Extracted data entries

----------------------------------------

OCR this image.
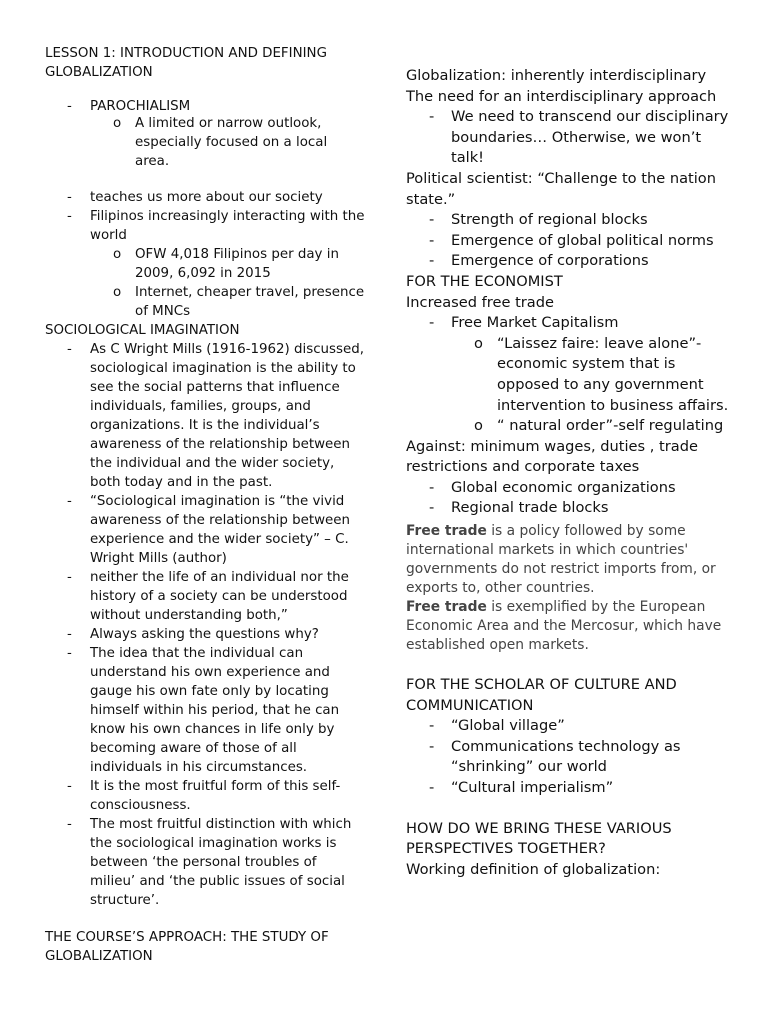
LESSON 1: INTRODUCTION AND DEFINING
GLOBALIZATION
- PAROCHIALISM
o A limited or narrow outlook, especially focused on a local area.
- teaches us more about our society
- Filipinos increasingly interacting with the world
o OFW 4,018 Filipinos per day in 2009, 6,092 in 2015
o Internet, cheaper travel, presence of MNCs
SOCIOLOGICAL IMAGINATION
- As C Wright Mills (1916-1962) discussed, sociological imagination is the ability to see the social patterns that influence individuals, families, groups, and organizations. It is the individual’s awareness of the relationship between the individual and the wider society, both today and in the past.
- “Sociological imagination is “the vivid awareness of the relationship between experience and the wider society” – C. Wright Mills (author)
- neither the life of an individual nor the history of a society can be understood without understanding both,”
- Always asking the questions why?
- The idea that the individual can understand his own experience and gauge his own fate only by locating himself within his period, that he can know his own chances in life only by becoming aware of those of all individuals in his circumstances.
- It is the most fruitful form of this self-consciousness.
- The most fruitful distinction with which the sociological imagination works is between ‘the personal troubles of milieu’ and ‘the public issues of social structure’.
THE COURSE’S APPROACH: THE STUDY OF
GLOBALIZATION
Globalization: inherently interdisciplinary
The need for an interdisciplinary approach
- We need to transcend our disciplinary boundaries… Otherwise, we won’t talk!
Political scientist: “Challenge to the nation state.”
- Strength of regional blocks
- Emergence of global political norms
- Emergence of corporations
FOR THE ECONOMIST
Increased free trade
- Free Market Capitalism
o “Laissez faire: leave alone”- economic system that is opposed to any government intervention to business affairs.
o “ natural order”-self regulating
Against: minimum wages, duties , trade restrictions and corporate taxes
- Global economic organizations
- Regional trade blocks
Free trade is a policy followed by some international markets in which countries' governments do not restrict imports from, or exports to, other countries.
Free trade is exemplified by the European Economic Area and the Mercosur, which have established open markets.
FOR THE SCHOLAR OF CULTURE AND
COMMUNICATION
- “Global village”
- Communications technology as “shrinking” our world
- “Cultural imperialism”
HOW DO WE BRING THESE VARIOUS
PERSPECTIVES TOGETHER?
Working definition of globalization:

----------------------------------------

## Description of the task
Reproduce each line word for word and drop the pictures.

## Final answer
OCR this image.
LESSON 1: INTRODUCTION AND DEFINING
GLOBALIZATION
- PAROCHIALISM
o A limited or narrow outlook, especially focused on a local area.
- teaches us more about our society
- Filipinos increasingly interacting with the world
o OFW 4,018 Filipinos per day in 2009, 6,092 in 2015
o Internet, cheaper travel, presence of MNCs
SOCIOLOGICAL IMAGINATION
- As C Wright Mills (1916-1962) discussed, sociological imagination is the ability to see the social patterns that influence individuals, families, groups, and organizations. It is the individual’s awareness of the relationship between the individual and the wider society, both today and in the past.
- “Sociological imagination is “the vivid awareness of the relationship between experience and the wider society” – C. Wright Mills (author)
- neither the life of an individual nor the history of a society can be understood without understanding both,”
- Always asking the questions why?
- The idea that the individual can understand his own experience and gauge his own fate only by locating himself within his period, that he can know his own chances in life only by becoming aware of those of all individuals in his circumstances.
- It is the most fruitful form of this self-consciousness.
- The most fruitful distinction with which the sociological imagination works is between ‘the personal troubles of milieu’ and ‘the public issues of social structure’.
THE COURSE’S APPROACH: THE STUDY OF
GLOBALIZATION
Globalization: inherently interdisciplinary
The need for an interdisciplinary approach
- We need to transcend our disciplinary boundaries… Otherwise, we won’t talk!
Political scientist: “Challenge to the nation state.”
- Strength of regional blocks
- Emergence of global political norms
- Emergence of corporations
FOR THE ECONOMIST
Increased free trade
- Free Market Capitalism
o “Laissez faire: leave alone”- economic system that is opposed to any government intervention to business affairs.
o “ natural order”-self regulating
Against: minimum wages, duties , trade restrictions and corporate taxes
- Global economic organizations
- Regional trade blocks
Free trade is a policy followed by some international markets in which countries' governments do not restrict imports from, or exports to, other countries.
Free trade is exemplified by the European Economic Area and the Mercosur, which have established open markets.
FOR THE SCHOLAR OF CULTURE AND
COMMUNICATION
- “Global village”
- Communications technology as “shrinking” our world
- “Cultural imperialism”
HOW DO WE BRING THESE VARIOUS
PERSPECTIVES TOGETHER?
Working definition of globalization:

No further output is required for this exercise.